## Set task:
Quote every line of the data below as it stands, omitting pictures.

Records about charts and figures
((
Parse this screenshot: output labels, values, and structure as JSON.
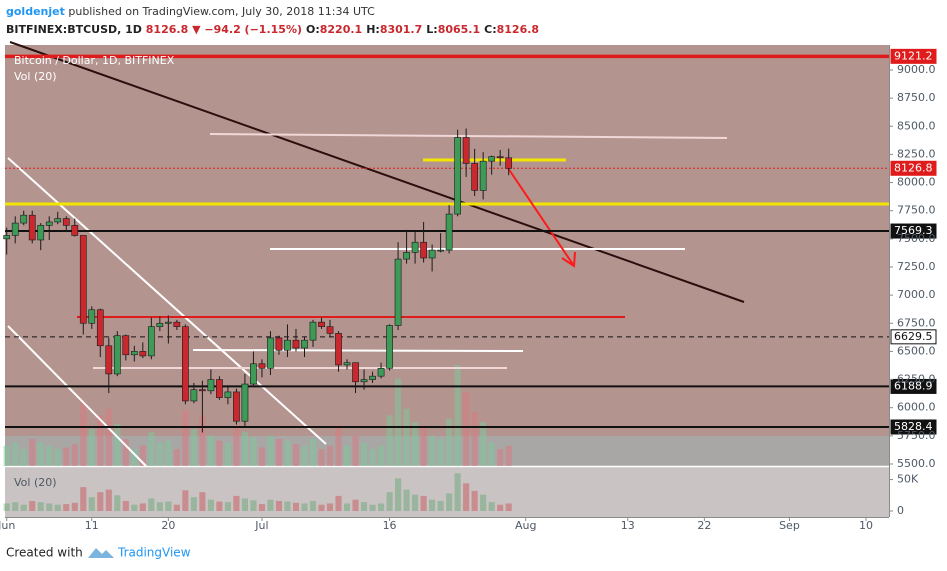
{
  "header": {
    "user": "goldenjet",
    "published": "published on TradingView.com, July 30, 2018 11:34 UTC",
    "symbol": "BITFINEX:BTCUSD, 1D",
    "last": "8126.8",
    "change": "▼ −94.2 (−1.15%)",
    "ohlc": [
      {
        "key": "O:",
        "value": "8220.1"
      },
      {
        "key": "H:",
        "value": "8301.7"
      },
      {
        "key": "L:",
        "value": "8065.1"
      },
      {
        "key": "C:",
        "value": "8126.8"
      }
    ]
  },
  "chart_data": {
    "type": "candlestick",
    "title": "Bitcoin / Dollar, 1D, BITFINEX",
    "up_color": "#3e9a57",
    "down_color": "#c8282e",
    "open": [
      7500,
      7530,
      7640,
      7710,
      7490,
      7620,
      7650,
      7680,
      7620,
      7530,
      6750,
      6870,
      6550,
      6300,
      6640,
      6470,
      6500,
      6460,
      6720,
      6750,
      6760,
      6720,
      6060,
      6160,
      6150,
      6250,
      6090,
      6140,
      5880,
      6210,
      6390,
      6350,
      6620,
      6510,
      6600,
      6530,
      6600,
      6760,
      6720,
      6660,
      6380,
      6400,
      6230,
      6250,
      6280,
      6350,
      6730,
      7320,
      7380,
      7470,
      7330,
      7400,
      7400,
      7720,
      8400,
      8170,
      7930,
      8190,
      8230,
      8220.1
    ],
    "high": [
      7600,
      7700,
      7750,
      7750,
      7640,
      7700,
      7740,
      7700,
      7680,
      7530,
      6900,
      6880,
      6620,
      6680,
      6650,
      6550,
      6580,
      6800,
      6810,
      6820,
      6780,
      6740,
      6220,
      6240,
      6340,
      6280,
      6200,
      6170,
      6300,
      6500,
      6430,
      6680,
      6640,
      6740,
      6700,
      6630,
      6780,
      6800,
      6780,
      6680,
      6430,
      6400,
      6340,
      6320,
      6400,
      6740,
      7470,
      7580,
      7560,
      7650,
      7450,
      7550,
      7800,
      8470,
      8480,
      8300,
      8270,
      8240,
      8290,
      8301.7
    ],
    "low": [
      7360,
      7460,
      7620,
      7460,
      7400,
      7490,
      7630,
      7560,
      7520,
      6650,
      6700,
      6450,
      6130,
      6280,
      6420,
      6410,
      6440,
      6430,
      6680,
      6570,
      6690,
      6030,
      6040,
      5780,
      6120,
      6070,
      6030,
      5850,
      5830,
      6200,
      6270,
      6290,
      6470,
      6450,
      6500,
      6450,
      6540,
      6700,
      6630,
      6320,
      6340,
      6130,
      6160,
      6220,
      6260,
      6330,
      6690,
      7280,
      7280,
      7290,
      7210,
      7380,
      7370,
      7700,
      8050,
      7880,
      7850,
      8070,
      8150,
      8065.1
    ],
    "close": [
      7530,
      7640,
      7710,
      7490,
      7620,
      7650,
      7680,
      7620,
      7530,
      6750,
      6870,
      6550,
      6300,
      6640,
      6470,
      6500,
      6460,
      6720,
      6750,
      6760,
      6720,
      6060,
      6160,
      6150,
      6250,
      6090,
      6140,
      5880,
      6210,
      6390,
      6350,
      6620,
      6510,
      6600,
      6530,
      6600,
      6760,
      6720,
      6660,
      6380,
      6400,
      6230,
      6250,
      6280,
      6350,
      6730,
      7320,
      7380,
      7470,
      7330,
      7400,
      7400,
      7720,
      8400,
      8170,
      7930,
      8190,
      8230,
      8220,
      8126.8
    ],
    "volume": {
      "name": "Vol (20)",
      "values": [
        12000,
        14000,
        10000,
        16000,
        14000,
        12000,
        10000,
        11000,
        13000,
        38000,
        22000,
        30000,
        34000,
        25000,
        16000,
        10000,
        12000,
        20000,
        14000,
        15000,
        10000,
        33000,
        22000,
        30000,
        18000,
        15000,
        14000,
        24000,
        20000,
        17000,
        11000,
        18000,
        16000,
        15000,
        13000,
        12000,
        16000,
        10000,
        12000,
        24000,
        12000,
        18000,
        14000,
        10000,
        12000,
        30000,
        52000,
        34000,
        26000,
        24000,
        18000,
        16000,
        28000,
        60000,
        44000,
        32000,
        26000,
        14000,
        10000,
        12000
      ],
      "ylim": [
        0,
        70000
      ],
      "yticks": [
        0,
        {
          "value": 50000,
          "label": "50K"
        }
      ]
    },
    "xlim": [
      -0.2,
      103.7
    ],
    "xticks": [
      {
        "value": 0,
        "label": "Jun"
      },
      {
        "value": 10,
        "label": "11"
      },
      {
        "value": 19,
        "label": "20"
      },
      {
        "value": 30,
        "label": "Jul"
      },
      {
        "value": 45,
        "label": "16"
      },
      {
        "value": 61,
        "label": "Aug"
      },
      {
        "value": 73,
        "label": "13"
      },
      {
        "value": 82,
        "label": "22"
      },
      {
        "value": 92,
        "label": "Sep"
      },
      {
        "value": 101,
        "label": "10"
      }
    ],
    "ylim": [
      5482,
      9222
    ],
    "yticks": [
      {
        "value": 9000,
        "label": "9000.0"
      },
      {
        "value": 8750,
        "label": "8750.0"
      },
      {
        "value": 8500,
        "label": "8500.0"
      },
      {
        "value": 8250,
        "label": "8250.0"
      },
      {
        "value": 8000,
        "label": "8000.0"
      },
      {
        "value": 7750,
        "label": "7750.0"
      },
      {
        "value": 7500,
        "label": "7500.0"
      },
      {
        "value": 7250,
        "label": "7250.0"
      },
      {
        "value": 7000,
        "label": "7000.0"
      },
      {
        "value": 6750,
        "label": "6750.0"
      },
      {
        "value": 6500,
        "label": "6500.0"
      },
      {
        "value": 6250,
        "label": "6250.0"
      },
      {
        "value": 6000,
        "label": "6000.0"
      },
      {
        "value": 5750,
        "label": "5750.0"
      },
      {
        "value": 5500,
        "label": "5500.0"
      }
    ],
    "levels": [
      {
        "value": 9121.2,
        "color": "#e01b1b",
        "style": "solid"
      },
      {
        "value": 8126.8,
        "color": "#e01b1b",
        "style": "dotted"
      },
      {
        "value": 7569.3,
        "color": "#111111",
        "style": "solid"
      },
      {
        "value": 6629.5,
        "color": "#111111",
        "style": "dashed"
      },
      {
        "value": 6188.9,
        "color": "#111111",
        "style": "solid"
      },
      {
        "value": 5828.4,
        "color": "#111111",
        "style": "solid"
      }
    ]
  },
  "footer": {
    "created": "Created with",
    "brand": "TradingView"
  }
}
))
## Result for this exercise:
Parse this screenshot: output labels, values, and structure as JSON.
{
  "header": {
    "user": "goldenjet",
    "published": "published on TradingView.com, July 30, 2018 11:34 UTC",
    "symbol": "BITFINEX:BTCUSD, 1D",
    "last": "8126.8",
    "change": "▼ −94.2 (−1.15%)",
    "ohlc": [
      {
        "key": "O:",
        "value": "8220.1"
      },
      {
        "key": "H:",
        "value": "8301.7"
      },
      {
        "key": "L:",
        "value": "8065.1"
      },
      {
        "key": "C:",
        "value": "8126.8"
      }
    ]
  },
  "chart_data": {
    "type": "candlestick",
    "title": "Bitcoin / Dollar, 1D, BITFINEX",
    "up_color": "#3e9a57",
    "down_color": "#c8282e",
    "open": [
      7500,
      7530,
      7640,
      7710,
      7490,
      7620,
      7650,
      7680,
      7620,
      7530,
      6750,
      6870,
      6550,
      6300,
      6640,
      6470,
      6500,
      6460,
      6720,
      6750,
      6760,
      6720,
      6060,
      6160,
      6150,
      6250,
      6090,
      6140,
      5880,
      6210,
      6390,
      6350,
      6620,
      6510,
      6600,
      6530,
      6600,
      6760,
      6720,
      6660,
      6380,
      6400,
      6230,
      6250,
      6280,
      6350,
      6730,
      7320,
      7380,
      7470,
      7330,
      7400,
      7400,
      7720,
      8400,
      8170,
      7930,
      8190,
      8230,
      8220.1
    ],
    "high": [
      7600,
      7700,
      7750,
      7750,
      7640,
      7700,
      7740,
      7700,
      7680,
      7530,
      6900,
      6880,
      6620,
      6680,
      6650,
      6550,
      6580,
      6800,
      6810,
      6820,
      6780,
      6740,
      6220,
      6240,
      6340,
      6280,
      6200,
      6170,
      6300,
      6500,
      6430,
      6680,
      6640,
      6740,
      6700,
      6630,
      6780,
      6800,
      6780,
      6680,
      6430,
      6400,
      6340,
      6320,
      6400,
      6740,
      7470,
      7580,
      7560,
      7650,
      7450,
      7550,
      7800,
      8470,
      8480,
      8300,
      8270,
      8240,
      8290,
      8301.7
    ],
    "low": [
      7360,
      7460,
      7620,
      7460,
      7400,
      7490,
      7630,
      7560,
      7520,
      6650,
      6700,
      6450,
      6130,
      6280,
      6420,
      6410,
      6440,
      6430,
      6680,
      6570,
      6690,
      6030,
      6040,
      5780,
      6120,
      6070,
      6030,
      5850,
      5830,
      6200,
      6270,
      6290,
      6470,
      6450,
      6500,
      6450,
      6540,
      6700,
      6630,
      6320,
      6340,
      6130,
      6160,
      6220,
      6260,
      6330,
      6690,
      7280,
      7280,
      7290,
      7210,
      7380,
      7370,
      7700,
      8050,
      7880,
      7850,
      8070,
      8150,
      8065.1
    ],
    "close": [
      7530,
      7640,
      7710,
      7490,
      7620,
      7650,
      7680,
      7620,
      7530,
      6750,
      6870,
      6550,
      6300,
      6640,
      6470,
      6500,
      6460,
      6720,
      6750,
      6760,
      6720,
      6060,
      6160,
      6150,
      6250,
      6090,
      6140,
      5880,
      6210,
      6390,
      6350,
      6620,
      6510,
      6600,
      6530,
      6600,
      6760,
      6720,
      6660,
      6380,
      6400,
      6230,
      6250,
      6280,
      6350,
      6730,
      7320,
      7380,
      7470,
      7330,
      7400,
      7400,
      7720,
      8400,
      8170,
      7930,
      8190,
      8230,
      8220,
      8126.8
    ],
    "volume": {
      "name": "Vol (20)",
      "values": [
        12000,
        14000,
        10000,
        16000,
        14000,
        12000,
        10000,
        11000,
        13000,
        38000,
        22000,
        30000,
        34000,
        25000,
        16000,
        10000,
        12000,
        20000,
        14000,
        15000,
        10000,
        33000,
        22000,
        30000,
        18000,
        15000,
        14000,
        24000,
        20000,
        17000,
        11000,
        18000,
        16000,
        15000,
        13000,
        12000,
        16000,
        10000,
        12000,
        24000,
        12000,
        18000,
        14000,
        10000,
        12000,
        30000,
        52000,
        34000,
        26000,
        24000,
        18000,
        16000,
        28000,
        60000,
        44000,
        32000,
        26000,
        14000,
        10000,
        12000
      ],
      "ylim": [
        0,
        70000
      ],
      "yticks": [
        0,
        {
          "value": 50000,
          "label": "50K"
        }
      ]
    },
    "xlim": [
      -0.2,
      103.7
    ],
    "xticks": [
      {
        "value": 0,
        "label": "Jun"
      },
      {
        "value": 10,
        "label": "11"
      },
      {
        "value": 19,
        "label": "20"
      },
      {
        "value": 30,
        "label": "Jul"
      },
      {
        "value": 45,
        "label": "16"
      },
      {
        "value": 61,
        "label": "Aug"
      },
      {
        "value": 73,
        "label": "13"
      },
      {
        "value": 82,
        "label": "22"
      },
      {
        "value": 92,
        "label": "Sep"
      },
      {
        "value": 101,
        "label": "10"
      }
    ],
    "ylim": [
      5482,
      9222
    ],
    "yticks": [
      {
        "value": 9000,
        "label": "9000.0"
      },
      {
        "value": 8750,
        "label": "8750.0"
      },
      {
        "value": 8500,
        "label": "8500.0"
      },
      {
        "value": 8250,
        "label": "8250.0"
      },
      {
        "value": 8000,
        "label": "8000.0"
      },
      {
        "value": 7750,
        "label": "7750.0"
      },
      {
        "value": 7500,
        "label": "7500.0"
      },
      {
        "value": 7250,
        "label": "7250.0"
      },
      {
        "value": 7000,
        "label": "7000.0"
      },
      {
        "value": 6750,
        "label": "6750.0"
      },
      {
        "value": 6500,
        "label": "6500.0"
      },
      {
        "value": 6250,
        "label": "6250.0"
      },
      {
        "value": 6000,
        "label": "6000.0"
      },
      {
        "value": 5750,
        "label": "5750.0"
      },
      {
        "value": 5500,
        "label": "5500.0"
      }
    ],
    "levels": [
      {
        "value": 9121.2,
        "color": "#e01b1b",
        "style": "solid"
      },
      {
        "value": 8126.8,
        "color": "#e01b1b",
        "style": "dotted"
      },
      {
        "value": 7569.3,
        "color": "#111111",
        "style": "solid"
      },
      {
        "value": 6629.5,
        "color": "#111111",
        "style": "dashed"
      },
      {
        "value": 6188.9,
        "color": "#111111",
        "style": "solid"
      },
      {
        "value": 5828.4,
        "color": "#111111",
        "style": "solid"
      }
    ]
  },
  "footer": {
    "created": "Created with",
    "brand": "TradingView"
  }
}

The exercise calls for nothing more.